• [AIM]: Rewrite the entries below with every "solid" changed to "filled", leaving all else unchanged.

• [EXERCISE INPUT]:
** Start **

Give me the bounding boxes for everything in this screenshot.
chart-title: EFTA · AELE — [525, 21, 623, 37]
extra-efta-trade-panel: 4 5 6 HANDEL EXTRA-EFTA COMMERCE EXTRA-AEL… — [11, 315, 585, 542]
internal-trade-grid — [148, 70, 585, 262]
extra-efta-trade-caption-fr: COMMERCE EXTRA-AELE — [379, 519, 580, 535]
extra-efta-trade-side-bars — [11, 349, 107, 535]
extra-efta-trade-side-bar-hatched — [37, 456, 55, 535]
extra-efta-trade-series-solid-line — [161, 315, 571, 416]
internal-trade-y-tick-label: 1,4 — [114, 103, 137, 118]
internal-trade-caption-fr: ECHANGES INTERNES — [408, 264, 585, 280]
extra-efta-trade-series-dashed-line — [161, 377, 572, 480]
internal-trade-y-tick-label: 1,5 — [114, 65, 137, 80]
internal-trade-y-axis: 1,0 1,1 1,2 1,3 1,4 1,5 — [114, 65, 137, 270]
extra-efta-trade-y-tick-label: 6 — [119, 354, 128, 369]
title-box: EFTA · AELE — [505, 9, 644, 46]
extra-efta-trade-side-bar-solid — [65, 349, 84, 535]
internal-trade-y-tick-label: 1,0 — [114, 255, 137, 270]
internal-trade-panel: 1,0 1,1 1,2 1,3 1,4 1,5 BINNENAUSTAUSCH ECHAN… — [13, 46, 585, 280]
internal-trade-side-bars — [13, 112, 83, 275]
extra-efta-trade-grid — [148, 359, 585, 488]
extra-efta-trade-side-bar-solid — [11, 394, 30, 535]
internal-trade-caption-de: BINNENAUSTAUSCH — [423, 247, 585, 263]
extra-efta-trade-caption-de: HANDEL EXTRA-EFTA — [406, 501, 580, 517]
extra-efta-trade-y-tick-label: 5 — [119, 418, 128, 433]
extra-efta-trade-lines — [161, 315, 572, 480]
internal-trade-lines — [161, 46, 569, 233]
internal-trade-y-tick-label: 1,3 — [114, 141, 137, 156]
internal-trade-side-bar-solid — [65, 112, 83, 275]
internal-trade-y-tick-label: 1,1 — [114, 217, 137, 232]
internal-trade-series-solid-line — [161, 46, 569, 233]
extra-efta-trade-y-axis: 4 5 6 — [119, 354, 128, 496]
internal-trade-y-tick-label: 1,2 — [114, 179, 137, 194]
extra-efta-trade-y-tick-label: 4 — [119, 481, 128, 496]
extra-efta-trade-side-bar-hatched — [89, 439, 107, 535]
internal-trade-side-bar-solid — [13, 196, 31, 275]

** End **

• [THE ANSWER]:
Give me the bounding boxes for everything in this screenshot.
chart-title: EFTA · AELE — [525, 21, 623, 37]
extra-efta-trade-panel: 4 5 6 HANDEL EXTRA-EFTA COMMERCE EXTRA-AEL… — [11, 315, 585, 542]
internal-trade-grid — [148, 70, 585, 262]
extra-efta-trade-caption-fr: COMMERCE EXTRA-AELE — [379, 519, 580, 535]
extra-efta-trade-side-bars — [11, 349, 107, 535]
extra-efta-trade-side-bar-hatched — [37, 456, 55, 535]
extra-efta-trade-series-filled-line — [161, 315, 571, 416]
internal-trade-y-tick-label: 1,4 — [114, 103, 137, 118]
internal-trade-caption-fr: ECHANGES INTERNES — [408, 264, 585, 280]
extra-efta-trade-series-dashed-line — [161, 377, 572, 480]
internal-trade-y-tick-label: 1,5 — [114, 65, 137, 80]
internal-trade-y-axis: 1,0 1,1 1,2 1,3 1,4 1,5 — [114, 65, 137, 270]
extra-efta-trade-y-tick-label: 6 — [119, 354, 128, 369]
title-box: EFTA · AELE — [505, 9, 644, 46]
extra-efta-trade-side-bar-filled — [65, 349, 84, 535]
internal-trade-y-tick-label: 1,0 — [114, 255, 137, 270]
internal-trade-panel: 1,0 1,1 1,2 1,3 1,4 1,5 BINNENAUSTAUSCH ECHAN… — [13, 46, 585, 280]
internal-trade-side-bars — [13, 112, 83, 275]
extra-efta-trade-grid — [148, 359, 585, 488]
extra-efta-trade-side-bar-filled — [11, 394, 30, 535]
internal-trade-caption-de: BINNENAUSTAUSCH — [423, 247, 585, 263]
extra-efta-trade-caption-de: HANDEL EXTRA-EFTA — [406, 501, 580, 517]
extra-efta-trade-y-tick-label: 5 — [119, 418, 128, 433]
extra-efta-trade-lines — [161, 315, 572, 480]
internal-trade-lines — [161, 46, 569, 233]
internal-trade-y-tick-label: 1,3 — [114, 141, 137, 156]
internal-trade-side-bar-filled — [65, 112, 83, 275]
internal-trade-y-tick-label: 1,1 — [114, 217, 137, 232]
internal-trade-series-filled-line — [161, 46, 569, 233]
extra-efta-trade-y-axis: 4 5 6 — [119, 354, 128, 496]
internal-trade-y-tick-label: 1,2 — [114, 179, 137, 194]
extra-efta-trade-y-tick-label: 4 — [119, 481, 128, 496]
extra-efta-trade-side-bar-hatched — [89, 439, 107, 535]
internal-trade-side-bar-filled — [13, 196, 31, 275]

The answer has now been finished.